DATASET RECORDS =

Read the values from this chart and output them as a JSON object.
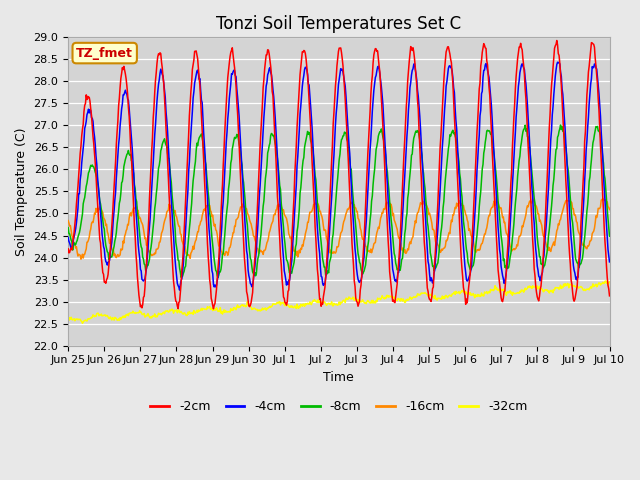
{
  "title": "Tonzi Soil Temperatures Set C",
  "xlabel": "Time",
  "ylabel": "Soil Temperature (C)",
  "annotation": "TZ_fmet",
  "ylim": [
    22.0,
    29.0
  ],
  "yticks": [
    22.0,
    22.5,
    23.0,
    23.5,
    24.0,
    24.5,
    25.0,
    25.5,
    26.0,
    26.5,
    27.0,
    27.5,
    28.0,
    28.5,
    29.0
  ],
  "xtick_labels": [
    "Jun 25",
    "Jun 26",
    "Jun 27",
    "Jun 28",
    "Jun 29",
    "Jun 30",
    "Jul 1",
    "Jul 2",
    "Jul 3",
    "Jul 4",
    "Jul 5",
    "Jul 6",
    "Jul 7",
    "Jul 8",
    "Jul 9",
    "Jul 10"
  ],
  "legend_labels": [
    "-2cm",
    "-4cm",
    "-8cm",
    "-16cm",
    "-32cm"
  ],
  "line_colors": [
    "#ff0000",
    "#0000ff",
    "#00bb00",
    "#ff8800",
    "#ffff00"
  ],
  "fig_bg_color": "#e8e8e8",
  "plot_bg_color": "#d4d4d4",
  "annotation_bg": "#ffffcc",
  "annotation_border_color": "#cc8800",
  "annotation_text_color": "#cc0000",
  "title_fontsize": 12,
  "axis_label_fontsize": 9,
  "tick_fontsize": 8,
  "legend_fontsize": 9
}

* * *

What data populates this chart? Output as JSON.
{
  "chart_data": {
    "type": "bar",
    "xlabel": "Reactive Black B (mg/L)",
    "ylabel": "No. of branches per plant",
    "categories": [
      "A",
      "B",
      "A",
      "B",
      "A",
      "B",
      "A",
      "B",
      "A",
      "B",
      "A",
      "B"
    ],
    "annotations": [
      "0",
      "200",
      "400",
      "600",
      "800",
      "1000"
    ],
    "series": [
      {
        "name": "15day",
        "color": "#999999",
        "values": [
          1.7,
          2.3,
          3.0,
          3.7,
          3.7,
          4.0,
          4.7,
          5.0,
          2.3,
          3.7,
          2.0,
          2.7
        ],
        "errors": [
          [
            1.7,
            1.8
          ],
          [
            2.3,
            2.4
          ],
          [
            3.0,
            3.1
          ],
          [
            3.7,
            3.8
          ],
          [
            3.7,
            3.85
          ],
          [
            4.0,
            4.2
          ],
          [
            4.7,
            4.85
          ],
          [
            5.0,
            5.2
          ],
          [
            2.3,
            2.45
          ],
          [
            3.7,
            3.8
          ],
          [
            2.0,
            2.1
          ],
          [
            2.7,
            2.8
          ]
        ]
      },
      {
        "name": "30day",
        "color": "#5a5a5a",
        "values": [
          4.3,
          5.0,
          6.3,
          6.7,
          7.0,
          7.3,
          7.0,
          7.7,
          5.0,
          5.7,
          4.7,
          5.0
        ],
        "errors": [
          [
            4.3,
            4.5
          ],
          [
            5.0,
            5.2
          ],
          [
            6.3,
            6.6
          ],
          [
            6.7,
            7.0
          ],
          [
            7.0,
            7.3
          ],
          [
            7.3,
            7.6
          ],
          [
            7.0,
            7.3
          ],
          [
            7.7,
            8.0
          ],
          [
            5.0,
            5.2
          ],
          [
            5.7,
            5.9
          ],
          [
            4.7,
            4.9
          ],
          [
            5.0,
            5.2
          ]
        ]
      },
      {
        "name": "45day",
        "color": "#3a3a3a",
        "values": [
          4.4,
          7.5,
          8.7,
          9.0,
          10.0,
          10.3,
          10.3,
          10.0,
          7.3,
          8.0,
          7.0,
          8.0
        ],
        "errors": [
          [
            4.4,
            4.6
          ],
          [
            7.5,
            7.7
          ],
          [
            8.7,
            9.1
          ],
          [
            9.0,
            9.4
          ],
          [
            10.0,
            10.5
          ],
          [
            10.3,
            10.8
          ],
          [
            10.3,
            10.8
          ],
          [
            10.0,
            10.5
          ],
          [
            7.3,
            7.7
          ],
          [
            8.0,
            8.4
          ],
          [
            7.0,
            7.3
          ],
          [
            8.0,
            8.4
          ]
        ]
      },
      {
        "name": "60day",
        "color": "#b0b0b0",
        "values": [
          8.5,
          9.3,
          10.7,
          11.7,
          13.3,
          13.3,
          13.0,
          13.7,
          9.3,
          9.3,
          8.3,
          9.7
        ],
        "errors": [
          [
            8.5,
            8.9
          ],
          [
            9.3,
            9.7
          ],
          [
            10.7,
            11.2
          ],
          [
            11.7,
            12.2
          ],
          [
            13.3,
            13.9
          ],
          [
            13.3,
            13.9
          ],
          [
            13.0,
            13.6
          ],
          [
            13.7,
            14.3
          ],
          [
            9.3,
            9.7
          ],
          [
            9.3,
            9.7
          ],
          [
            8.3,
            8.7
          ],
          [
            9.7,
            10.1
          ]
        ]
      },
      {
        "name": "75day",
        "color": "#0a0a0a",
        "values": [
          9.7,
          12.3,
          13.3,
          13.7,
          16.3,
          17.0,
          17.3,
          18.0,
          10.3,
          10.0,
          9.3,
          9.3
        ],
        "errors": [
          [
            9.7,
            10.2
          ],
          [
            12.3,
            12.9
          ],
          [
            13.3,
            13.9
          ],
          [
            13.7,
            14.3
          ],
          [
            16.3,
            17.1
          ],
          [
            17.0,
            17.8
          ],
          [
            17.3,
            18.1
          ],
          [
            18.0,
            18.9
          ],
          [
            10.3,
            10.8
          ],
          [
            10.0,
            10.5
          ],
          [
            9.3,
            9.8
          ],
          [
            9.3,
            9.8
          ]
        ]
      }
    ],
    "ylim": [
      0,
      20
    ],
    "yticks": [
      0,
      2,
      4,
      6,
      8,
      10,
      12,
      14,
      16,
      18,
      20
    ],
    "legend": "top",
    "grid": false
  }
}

* * *

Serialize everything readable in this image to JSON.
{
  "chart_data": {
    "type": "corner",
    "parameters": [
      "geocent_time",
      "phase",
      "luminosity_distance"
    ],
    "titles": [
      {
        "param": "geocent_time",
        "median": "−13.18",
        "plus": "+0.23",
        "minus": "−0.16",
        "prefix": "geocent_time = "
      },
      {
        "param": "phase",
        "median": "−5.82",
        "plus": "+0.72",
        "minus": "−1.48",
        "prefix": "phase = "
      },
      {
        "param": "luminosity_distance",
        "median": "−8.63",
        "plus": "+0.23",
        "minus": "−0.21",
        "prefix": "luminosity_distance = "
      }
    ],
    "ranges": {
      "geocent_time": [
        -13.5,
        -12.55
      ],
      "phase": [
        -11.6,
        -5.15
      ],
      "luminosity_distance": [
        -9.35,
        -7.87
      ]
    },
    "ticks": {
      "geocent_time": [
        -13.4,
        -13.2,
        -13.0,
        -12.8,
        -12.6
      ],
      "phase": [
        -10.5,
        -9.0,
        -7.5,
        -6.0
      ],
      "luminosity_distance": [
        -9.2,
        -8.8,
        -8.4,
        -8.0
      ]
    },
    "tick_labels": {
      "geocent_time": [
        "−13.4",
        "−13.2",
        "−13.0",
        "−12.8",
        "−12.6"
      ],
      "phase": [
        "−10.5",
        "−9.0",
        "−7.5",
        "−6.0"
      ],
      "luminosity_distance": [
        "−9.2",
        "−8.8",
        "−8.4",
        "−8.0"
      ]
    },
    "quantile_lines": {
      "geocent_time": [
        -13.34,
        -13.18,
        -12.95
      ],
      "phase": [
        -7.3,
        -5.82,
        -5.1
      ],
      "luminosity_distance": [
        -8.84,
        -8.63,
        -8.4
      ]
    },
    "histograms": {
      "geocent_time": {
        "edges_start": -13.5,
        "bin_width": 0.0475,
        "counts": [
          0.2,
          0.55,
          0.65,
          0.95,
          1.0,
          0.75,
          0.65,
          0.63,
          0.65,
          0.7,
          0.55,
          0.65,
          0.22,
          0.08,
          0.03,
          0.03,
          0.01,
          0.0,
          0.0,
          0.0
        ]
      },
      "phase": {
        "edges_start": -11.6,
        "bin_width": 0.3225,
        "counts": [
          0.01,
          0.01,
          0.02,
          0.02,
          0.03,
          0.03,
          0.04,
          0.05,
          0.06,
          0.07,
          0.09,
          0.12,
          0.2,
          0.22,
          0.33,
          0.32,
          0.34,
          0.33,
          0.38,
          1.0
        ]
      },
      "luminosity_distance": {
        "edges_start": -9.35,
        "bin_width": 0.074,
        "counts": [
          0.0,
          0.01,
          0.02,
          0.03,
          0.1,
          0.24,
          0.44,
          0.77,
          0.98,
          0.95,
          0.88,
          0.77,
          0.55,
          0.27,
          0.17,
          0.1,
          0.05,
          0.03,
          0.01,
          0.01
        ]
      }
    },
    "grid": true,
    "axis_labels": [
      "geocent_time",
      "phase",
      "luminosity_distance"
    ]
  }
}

WRITTEN TASK = Copy out each line of the records where the string "prefix" appears.

ANSWER TO THE PROBLEM =
        "prefix": "geocent_time = "
        "prefix": "phase = "
        "prefix": "luminosity_distance = "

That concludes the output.